- THE EXERCISE
Repeat every record below exactly, but leave out any pictures.

+++ EXERCISE DATA +++

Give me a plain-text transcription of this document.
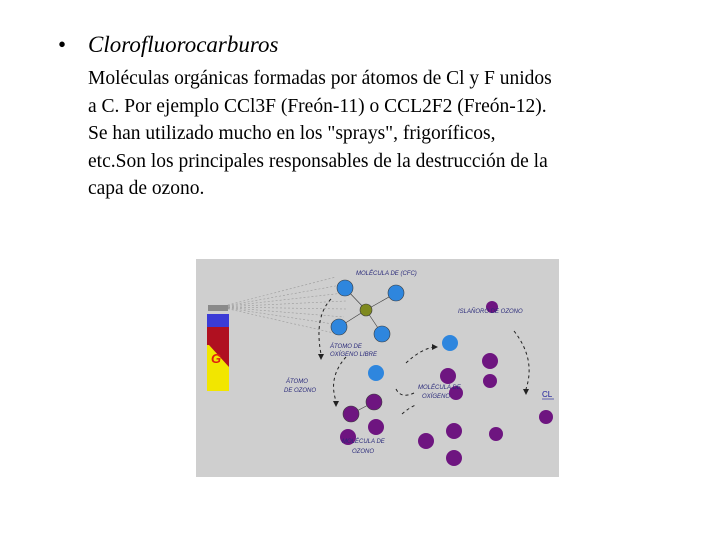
• Clorofluorocarburos

Moléculas orgánicas formadas por átomos de Cl y F unidos

a C. Por ejemplo CCl3F (Freón-11) o CCL2F2 (Freón-12).

Se han utilizado mucho en los "sprays", frigoríficos,

etc.Son los principales responsables de la destrucción de la

capa de ozono.

G
MOLÉCULA DE (CFC)
ISLAÑORO DE OZONO
ÁTOMO DE
OXÍGENO LIBRE
ÁTOMO
DE OZONO	MOLÉCULA DE
OXÍGENO
MOLÉCULA DE
OZONO
CL
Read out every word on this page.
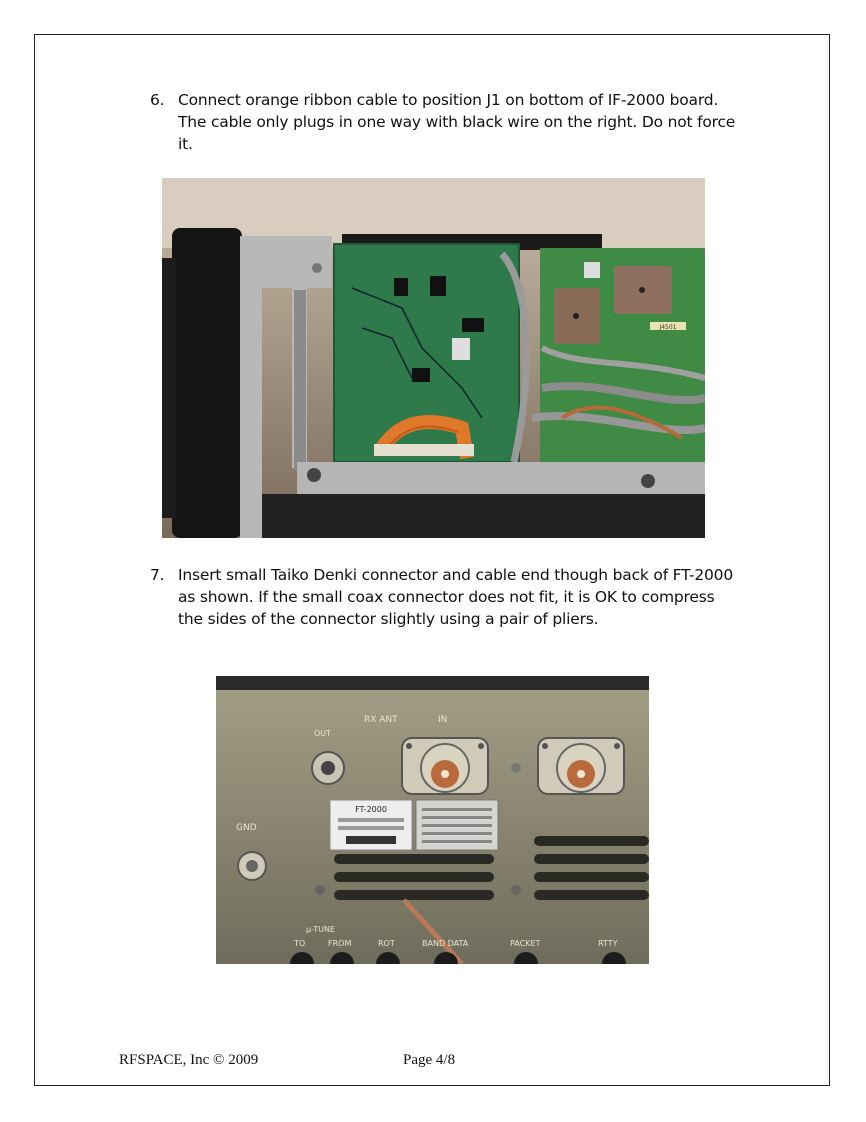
6. Connect orange ribbon cable to position J1 on bottom of IF-2000 board. The cable only plugs in one way with black wire on the right. Do not force it.
J4501
7. Insert small Taiko Denki connector and cable end though back of FT-2000 as shown. If the small coax connector does not fit, it is OK to compress the sides of the connector slightly using a pair of pliers.
RX ANT	IN
OUT
GND
FT-2000
µ-TUNE
TO	FROM	ROT	BAND DATA	PACKET	RTTY
RFSPACE, Inc © 2009	Page 4/8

+++

- COMPLETE OUTPUT
Give me a plain-text transcription of this document.
• Clorofluorocarburos

Moléculas orgánicas formadas por átomos de Cl y F unidos

a C. Por ejemplo CCl3F (Freón-11) o CCL2F2 (Freón-12).

Se han utilizado mucho en los "sprays", frigoríficos,

etc.Son los principales responsables de la destrucción de la

capa de ozono.

G
MOLÉCULA DE (CFC)
ISLAÑORO DE OZONO
ÁTOMO DE
OXÍGENO LIBRE
ÁTOMO
DE OZONO	MOLÉCULA DE
OXÍGENO
MOLÉCULA DE
OZONO
CL
Read out every word on this page.
6. Connect orange ribbon cable to position J1 on bottom of IF-2000 board. The cable only plugs in one way with black wire on the right. Do not force it.
J4501
7. Insert small Taiko Denki connector and cable end though back of FT-2000 as shown. If the small coax connector does not fit, it is OK to compress the sides of the connector slightly using a pair of pliers.
RX ANT	IN
OUT
GND
FT-2000
µ-TUNE
TO	FROM	ROT	BAND DATA	PACKET	RTTY
RFSPACE, Inc © 2009	Page 4/8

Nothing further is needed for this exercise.